Data records:

══════════════════════════════

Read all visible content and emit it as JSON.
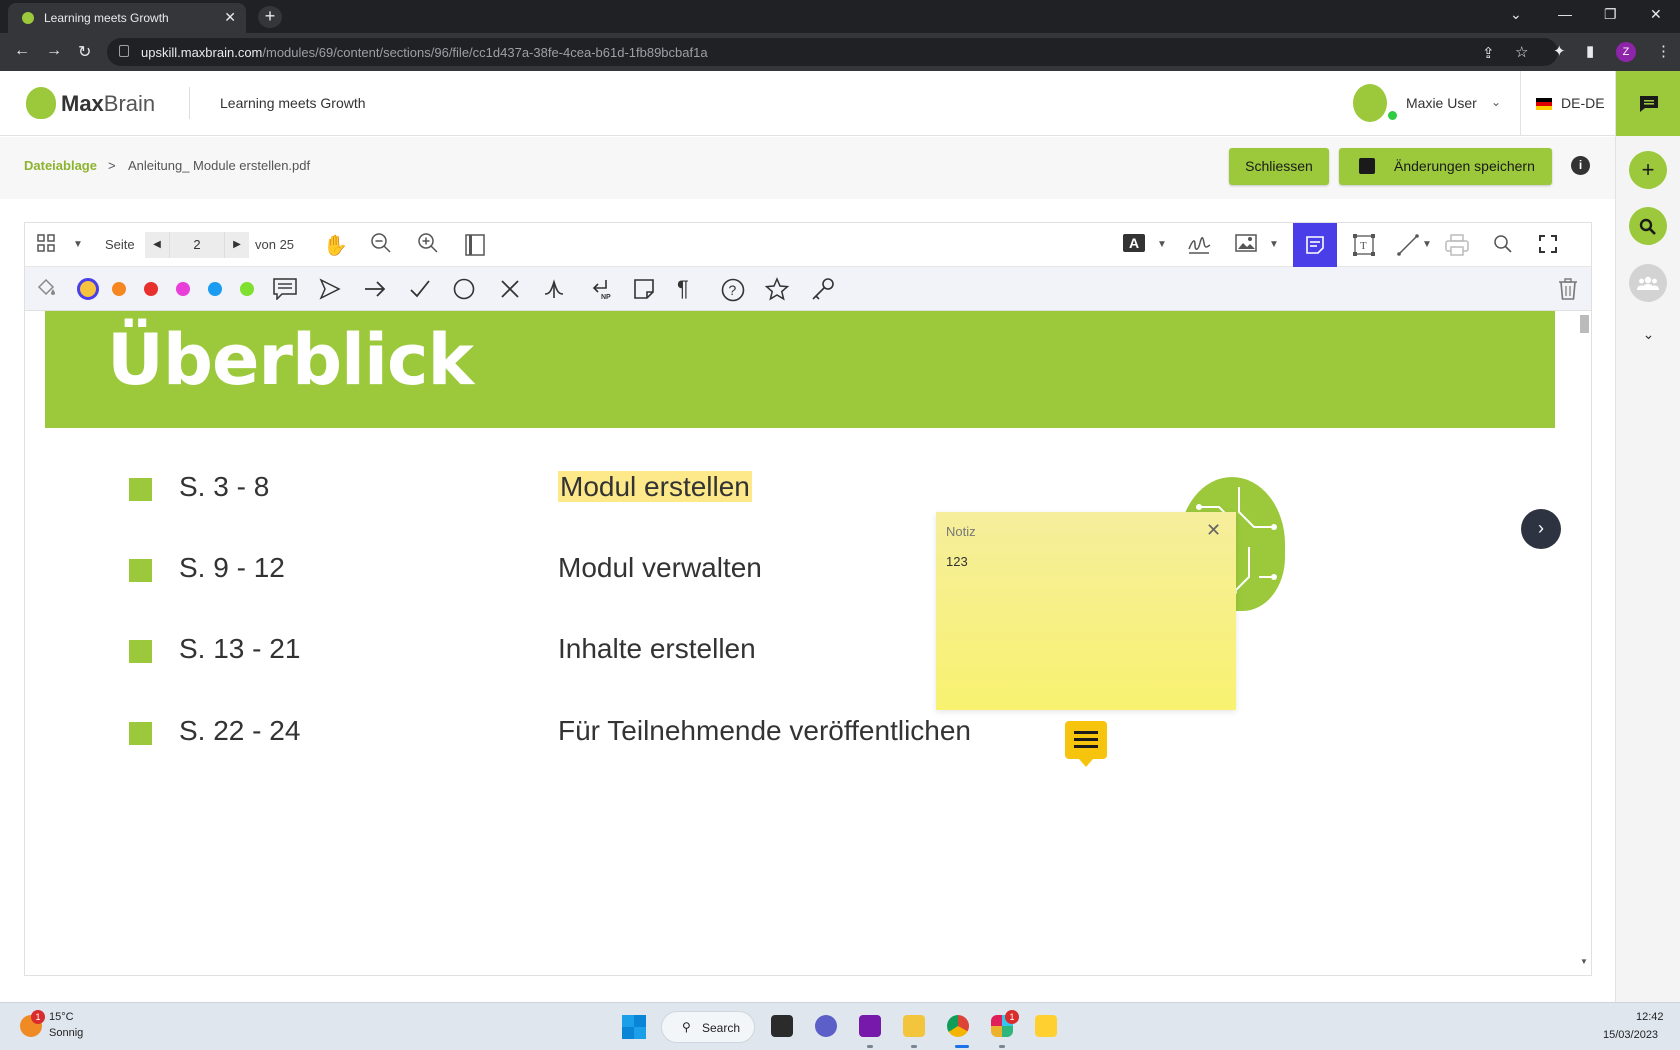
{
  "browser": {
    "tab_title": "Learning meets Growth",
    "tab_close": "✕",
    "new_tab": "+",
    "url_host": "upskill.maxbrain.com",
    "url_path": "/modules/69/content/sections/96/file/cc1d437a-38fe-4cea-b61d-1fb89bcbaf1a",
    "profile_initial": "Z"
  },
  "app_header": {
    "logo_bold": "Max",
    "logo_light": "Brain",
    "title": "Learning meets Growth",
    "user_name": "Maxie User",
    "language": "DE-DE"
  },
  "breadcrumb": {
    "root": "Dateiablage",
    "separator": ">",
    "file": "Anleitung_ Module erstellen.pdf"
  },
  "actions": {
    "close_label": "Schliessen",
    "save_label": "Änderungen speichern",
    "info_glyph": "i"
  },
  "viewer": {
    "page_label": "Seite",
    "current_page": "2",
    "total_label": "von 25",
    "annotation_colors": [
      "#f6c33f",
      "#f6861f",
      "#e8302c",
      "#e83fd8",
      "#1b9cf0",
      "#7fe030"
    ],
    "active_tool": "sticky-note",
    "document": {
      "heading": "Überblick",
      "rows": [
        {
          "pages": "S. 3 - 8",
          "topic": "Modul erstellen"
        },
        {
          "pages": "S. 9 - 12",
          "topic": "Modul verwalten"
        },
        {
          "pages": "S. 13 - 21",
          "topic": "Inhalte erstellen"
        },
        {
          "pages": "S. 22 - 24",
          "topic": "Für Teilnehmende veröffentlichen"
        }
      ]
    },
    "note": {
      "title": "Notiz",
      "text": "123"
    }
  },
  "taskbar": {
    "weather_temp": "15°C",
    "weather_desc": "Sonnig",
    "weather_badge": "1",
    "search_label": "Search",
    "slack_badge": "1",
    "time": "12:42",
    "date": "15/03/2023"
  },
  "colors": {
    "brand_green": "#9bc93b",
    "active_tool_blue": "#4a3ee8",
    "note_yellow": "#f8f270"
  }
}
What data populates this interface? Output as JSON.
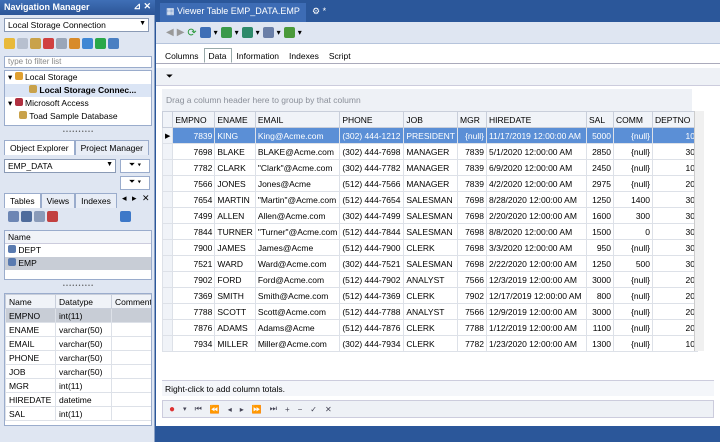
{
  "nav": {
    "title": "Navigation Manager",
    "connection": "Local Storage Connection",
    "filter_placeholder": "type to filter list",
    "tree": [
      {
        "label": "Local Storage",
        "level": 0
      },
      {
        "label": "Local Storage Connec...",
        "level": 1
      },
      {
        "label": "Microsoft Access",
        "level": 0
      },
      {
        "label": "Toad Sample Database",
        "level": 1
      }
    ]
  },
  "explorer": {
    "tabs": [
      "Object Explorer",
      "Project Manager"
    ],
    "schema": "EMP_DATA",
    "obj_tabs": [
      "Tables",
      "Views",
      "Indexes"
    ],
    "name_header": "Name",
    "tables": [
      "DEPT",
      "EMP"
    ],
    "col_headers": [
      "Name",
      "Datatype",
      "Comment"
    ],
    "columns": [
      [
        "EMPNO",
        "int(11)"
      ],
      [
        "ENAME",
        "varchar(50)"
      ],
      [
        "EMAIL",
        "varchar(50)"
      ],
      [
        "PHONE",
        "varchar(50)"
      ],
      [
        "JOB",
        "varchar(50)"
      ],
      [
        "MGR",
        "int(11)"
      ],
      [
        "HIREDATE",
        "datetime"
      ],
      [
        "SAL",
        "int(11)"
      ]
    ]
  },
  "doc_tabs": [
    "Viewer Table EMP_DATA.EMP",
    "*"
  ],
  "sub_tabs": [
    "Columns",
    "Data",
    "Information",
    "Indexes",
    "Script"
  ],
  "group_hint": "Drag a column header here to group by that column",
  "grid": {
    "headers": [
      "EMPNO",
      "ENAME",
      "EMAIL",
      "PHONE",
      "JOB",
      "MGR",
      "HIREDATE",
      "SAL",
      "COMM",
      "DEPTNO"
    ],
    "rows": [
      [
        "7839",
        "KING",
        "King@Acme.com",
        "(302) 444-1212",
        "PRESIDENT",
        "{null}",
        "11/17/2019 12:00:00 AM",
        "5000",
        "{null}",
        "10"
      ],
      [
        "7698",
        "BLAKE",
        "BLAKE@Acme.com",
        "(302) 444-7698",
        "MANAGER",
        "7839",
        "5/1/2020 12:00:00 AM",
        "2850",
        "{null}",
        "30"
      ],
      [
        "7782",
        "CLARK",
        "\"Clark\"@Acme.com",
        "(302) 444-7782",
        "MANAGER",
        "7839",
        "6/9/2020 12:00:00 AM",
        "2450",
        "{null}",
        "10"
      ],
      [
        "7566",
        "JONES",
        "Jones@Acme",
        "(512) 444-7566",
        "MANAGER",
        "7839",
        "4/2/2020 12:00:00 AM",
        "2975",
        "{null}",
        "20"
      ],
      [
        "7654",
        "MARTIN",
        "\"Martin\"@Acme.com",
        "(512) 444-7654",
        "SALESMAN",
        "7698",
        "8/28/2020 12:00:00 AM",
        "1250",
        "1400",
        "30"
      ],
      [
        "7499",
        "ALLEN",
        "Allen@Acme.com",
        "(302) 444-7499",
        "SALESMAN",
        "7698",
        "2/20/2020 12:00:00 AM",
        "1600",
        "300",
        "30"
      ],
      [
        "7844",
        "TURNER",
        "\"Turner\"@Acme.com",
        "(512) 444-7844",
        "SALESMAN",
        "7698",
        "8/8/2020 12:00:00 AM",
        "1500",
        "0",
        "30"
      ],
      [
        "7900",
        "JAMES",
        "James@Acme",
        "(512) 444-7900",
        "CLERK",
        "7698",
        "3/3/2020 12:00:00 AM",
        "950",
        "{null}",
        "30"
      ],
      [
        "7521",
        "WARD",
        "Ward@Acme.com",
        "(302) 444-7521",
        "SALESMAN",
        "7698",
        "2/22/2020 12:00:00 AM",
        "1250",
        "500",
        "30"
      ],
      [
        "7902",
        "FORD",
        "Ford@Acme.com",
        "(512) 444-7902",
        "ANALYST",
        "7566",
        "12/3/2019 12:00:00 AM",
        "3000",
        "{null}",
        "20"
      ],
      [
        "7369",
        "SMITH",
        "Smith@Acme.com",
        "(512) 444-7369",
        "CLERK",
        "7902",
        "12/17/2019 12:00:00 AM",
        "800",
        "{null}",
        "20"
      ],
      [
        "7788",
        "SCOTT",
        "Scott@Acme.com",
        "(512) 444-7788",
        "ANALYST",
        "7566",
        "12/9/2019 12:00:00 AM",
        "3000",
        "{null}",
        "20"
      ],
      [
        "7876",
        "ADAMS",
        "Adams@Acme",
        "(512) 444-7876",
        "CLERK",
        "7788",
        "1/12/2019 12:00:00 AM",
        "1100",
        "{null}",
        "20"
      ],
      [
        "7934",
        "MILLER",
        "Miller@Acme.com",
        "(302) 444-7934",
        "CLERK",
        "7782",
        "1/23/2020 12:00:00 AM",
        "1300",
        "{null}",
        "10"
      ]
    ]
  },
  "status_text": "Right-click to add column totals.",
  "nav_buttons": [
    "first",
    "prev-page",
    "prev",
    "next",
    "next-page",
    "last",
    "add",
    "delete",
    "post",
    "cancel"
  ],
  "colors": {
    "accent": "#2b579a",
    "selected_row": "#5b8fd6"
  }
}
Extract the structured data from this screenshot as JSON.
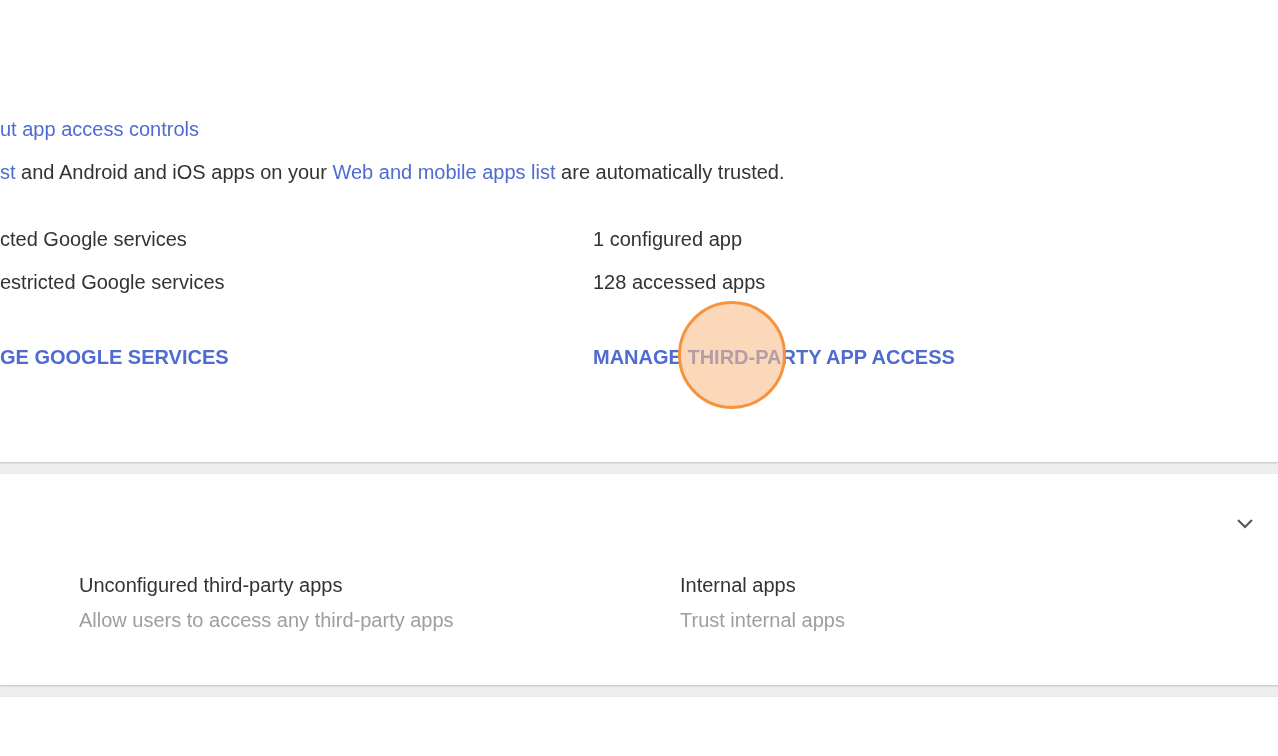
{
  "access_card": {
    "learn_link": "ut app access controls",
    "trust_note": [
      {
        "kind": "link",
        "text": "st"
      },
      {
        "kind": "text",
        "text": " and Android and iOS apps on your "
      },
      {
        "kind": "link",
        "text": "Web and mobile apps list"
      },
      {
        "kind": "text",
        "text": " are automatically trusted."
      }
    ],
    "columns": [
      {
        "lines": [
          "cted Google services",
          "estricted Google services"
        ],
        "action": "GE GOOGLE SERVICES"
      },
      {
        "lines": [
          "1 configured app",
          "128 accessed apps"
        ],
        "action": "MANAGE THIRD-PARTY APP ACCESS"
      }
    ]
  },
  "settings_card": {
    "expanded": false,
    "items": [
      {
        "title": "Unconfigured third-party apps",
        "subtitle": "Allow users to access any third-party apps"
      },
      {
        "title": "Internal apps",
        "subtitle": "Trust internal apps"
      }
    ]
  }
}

══════════════════════════════

Gather each line in the data that holds the string "Local".

    "connection": "Local Storage Connection",
        "label": "Local Storage",
        "label": "Local Storage Connec...",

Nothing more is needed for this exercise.